### Objetivo de la tarea
Copia completo, sin cambiar nada, el texto sobre la comunicación no verbal que aparece más abajo.

### Fragmento seleccionado
En ciertas ocasiones no he sacado provecho de lo que he aprendido acerca de la comunicación no-verbal. Ya es
bastante difícil mantener un control sobre lo que se dice durante una conversación como para sentir también que
estamos obligados a explicar cierta postura, justificar el lugar elegido para pararse, el lugar hacia donde miramos o
dejamos de mirar, y la manera especial de cruzar o descruzar nuestros brazos y piernas.
Para mucha gente, tomar conciencia de que los movimientos del cuerpo comunican algo a los demás, constituye
un problema. A mí me ha sucedido que algunas veces lo he sentido de manera tan aguda, que casi ha llegado a
paralizarme. Entrevistar a los científicos me resultaba particularmente aterrador. Después que tres de ellos me
dijeron que presentar la mano con la palma hacia arriba es un claro gesto de la mujer anglosajona cuando se
siente atraída por un hombre, me sentaba prácticamente sobre mis manos. Pero, luego llegué a aceptar lo que me
sugirió uno de los investigadores: la gente puede ser tan igual o tan diferente como las hojas de los árboles, y los
científicos raramente se fijan en un gesto a no ser que se trate de algo realmente inusual.

### Contenido del conjunto
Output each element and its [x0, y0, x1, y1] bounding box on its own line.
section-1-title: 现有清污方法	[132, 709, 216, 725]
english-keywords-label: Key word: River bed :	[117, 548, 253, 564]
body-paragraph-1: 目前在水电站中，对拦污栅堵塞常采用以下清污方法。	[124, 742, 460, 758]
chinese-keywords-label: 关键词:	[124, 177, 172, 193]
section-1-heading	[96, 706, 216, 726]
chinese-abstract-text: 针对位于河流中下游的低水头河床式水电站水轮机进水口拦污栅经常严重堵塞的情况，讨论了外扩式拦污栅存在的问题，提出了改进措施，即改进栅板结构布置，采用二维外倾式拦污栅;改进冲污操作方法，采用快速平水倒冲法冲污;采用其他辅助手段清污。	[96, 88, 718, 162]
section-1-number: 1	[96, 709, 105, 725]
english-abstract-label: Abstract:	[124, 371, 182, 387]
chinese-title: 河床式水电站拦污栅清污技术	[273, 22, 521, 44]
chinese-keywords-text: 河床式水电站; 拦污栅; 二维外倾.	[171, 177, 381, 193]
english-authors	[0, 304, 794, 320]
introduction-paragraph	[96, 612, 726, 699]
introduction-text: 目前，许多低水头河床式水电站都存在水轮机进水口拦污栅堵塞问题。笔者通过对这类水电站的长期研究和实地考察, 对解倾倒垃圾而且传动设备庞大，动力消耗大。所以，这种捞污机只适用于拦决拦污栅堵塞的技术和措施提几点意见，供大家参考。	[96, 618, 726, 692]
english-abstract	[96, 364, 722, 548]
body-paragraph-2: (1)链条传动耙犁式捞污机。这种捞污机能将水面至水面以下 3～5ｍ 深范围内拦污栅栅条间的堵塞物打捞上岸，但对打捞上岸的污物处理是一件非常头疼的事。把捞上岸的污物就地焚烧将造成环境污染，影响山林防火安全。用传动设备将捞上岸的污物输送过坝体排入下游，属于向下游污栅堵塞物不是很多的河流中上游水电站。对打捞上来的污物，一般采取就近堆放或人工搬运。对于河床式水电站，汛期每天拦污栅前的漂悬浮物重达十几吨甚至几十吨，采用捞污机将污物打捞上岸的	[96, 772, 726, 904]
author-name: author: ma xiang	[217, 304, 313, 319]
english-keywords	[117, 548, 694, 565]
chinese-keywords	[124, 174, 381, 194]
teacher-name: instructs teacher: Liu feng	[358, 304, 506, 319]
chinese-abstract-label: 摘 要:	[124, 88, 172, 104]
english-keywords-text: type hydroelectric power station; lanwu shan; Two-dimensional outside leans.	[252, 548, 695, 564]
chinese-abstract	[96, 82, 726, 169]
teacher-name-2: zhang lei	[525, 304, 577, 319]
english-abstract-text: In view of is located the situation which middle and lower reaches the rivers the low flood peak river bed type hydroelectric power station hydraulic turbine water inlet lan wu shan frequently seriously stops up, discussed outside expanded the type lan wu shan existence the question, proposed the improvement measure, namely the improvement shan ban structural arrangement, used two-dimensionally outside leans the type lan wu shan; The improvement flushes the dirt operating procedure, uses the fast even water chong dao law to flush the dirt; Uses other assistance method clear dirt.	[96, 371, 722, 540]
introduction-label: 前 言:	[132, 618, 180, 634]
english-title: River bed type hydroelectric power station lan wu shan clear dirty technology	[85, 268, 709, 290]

### Respuesta al ejercicio
En ciertas ocasiones no he sacado provecho de lo que he aprendido acerca de la comunicación no-verbal. Ya es
bastante difícil mantener un control sobre lo que se dice durante una conversación como para sentir también que
estamos obligados a explicar cierta postura, justificar el lugar elegido para pararse, el lugar hacia donde miramos o
dejamos de mirar, y la manera especial de cruzar o descruzar nuestros brazos y piernas.
Para mucha gente, tomar conciencia de que los movimientos del cuerpo comunican algo a los demás, constituye
un problema. A mí me ha sucedido que algunas veces lo he sentido de manera tan aguda, que casi ha llegado a
paralizarme. Entrevistar a los científicos me resultaba particularmente aterrador. Después que tres de ellos me
dijeron que presentar la mano con la palma hacia arriba es un claro gesto de la mujer anglosajona cuando se
siente atraída por un hombre, me sentaba prácticamente sobre mis manos. Pero, luego llegué a aceptar lo que me
sugirió uno de los investigadores: la gente puede ser tan igual o tan diferente como las hojas de los árboles, y los
científicos raramente se fijan en un gesto a no ser que se trate de algo realmente inusual.